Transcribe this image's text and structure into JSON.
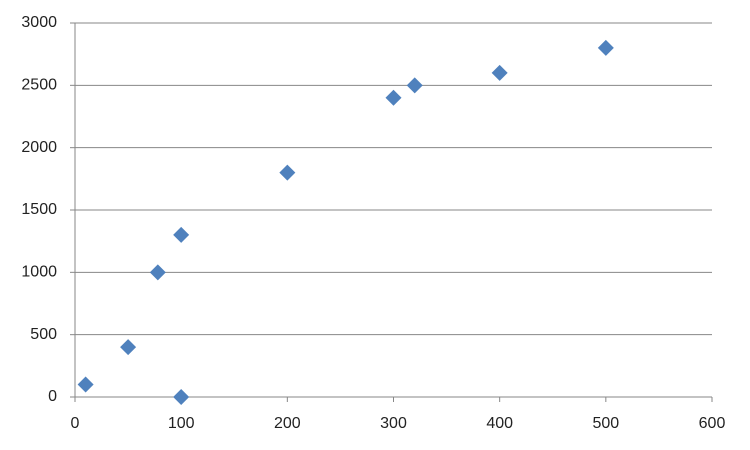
{
  "chart_data": {
    "type": "scatter",
    "x": [
      10,
      50,
      78,
      100,
      100,
      200,
      300,
      320,
      400,
      500
    ],
    "values": [
      100,
      400,
      1000,
      1300,
      0,
      1800,
      2400,
      2500,
      2600,
      2800
    ],
    "color": "#4f81bd",
    "xlim": [
      0,
      600
    ],
    "xticks": [
      0,
      100,
      200,
      300,
      400,
      500,
      600
    ],
    "ylim": [
      0,
      3000
    ],
    "yticks": [
      0,
      500,
      1000,
      1500,
      2000,
      2500,
      3000
    ],
    "grid": true
  }
}
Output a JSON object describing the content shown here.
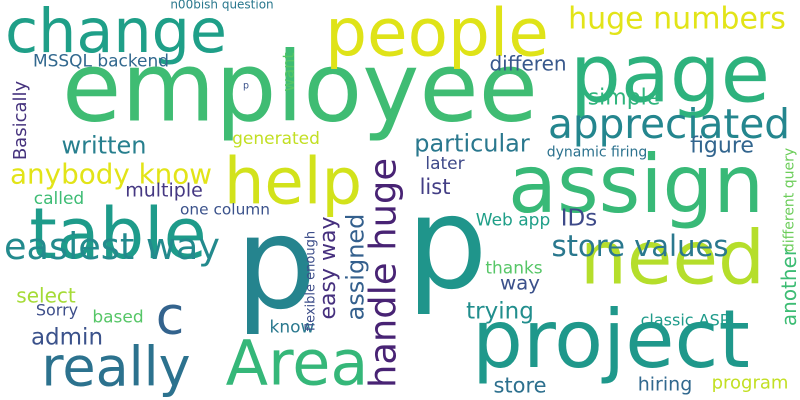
**********
> **TASK OBJECTIVE**: Repeat the data in full and exactly. Omit pictures.

> **WRITTEN RESPONSE**:
Transcribe this image's text and structure into JSON.
{
  "chart_data": {
    "type": "scatter",
    "x": [
      10,
      50,
      78,
      100,
      100,
      200,
      300,
      320,
      400,
      500
    ],
    "values": [
      100,
      400,
      1000,
      1300,
      0,
      1800,
      2400,
      2500,
      2600,
      2800
    ],
    "color": "#4f81bd",
    "xlim": [
      0,
      600
    ],
    "xticks": [
      0,
      100,
      200,
      300,
      400,
      500,
      600
    ],
    "ylim": [
      0,
      3000
    ],
    "yticks": [
      0,
      500,
      1000,
      1500,
      2000,
      2500,
      3000
    ],
    "grid": true
  }
}
Output a JSON object describing the content shown here.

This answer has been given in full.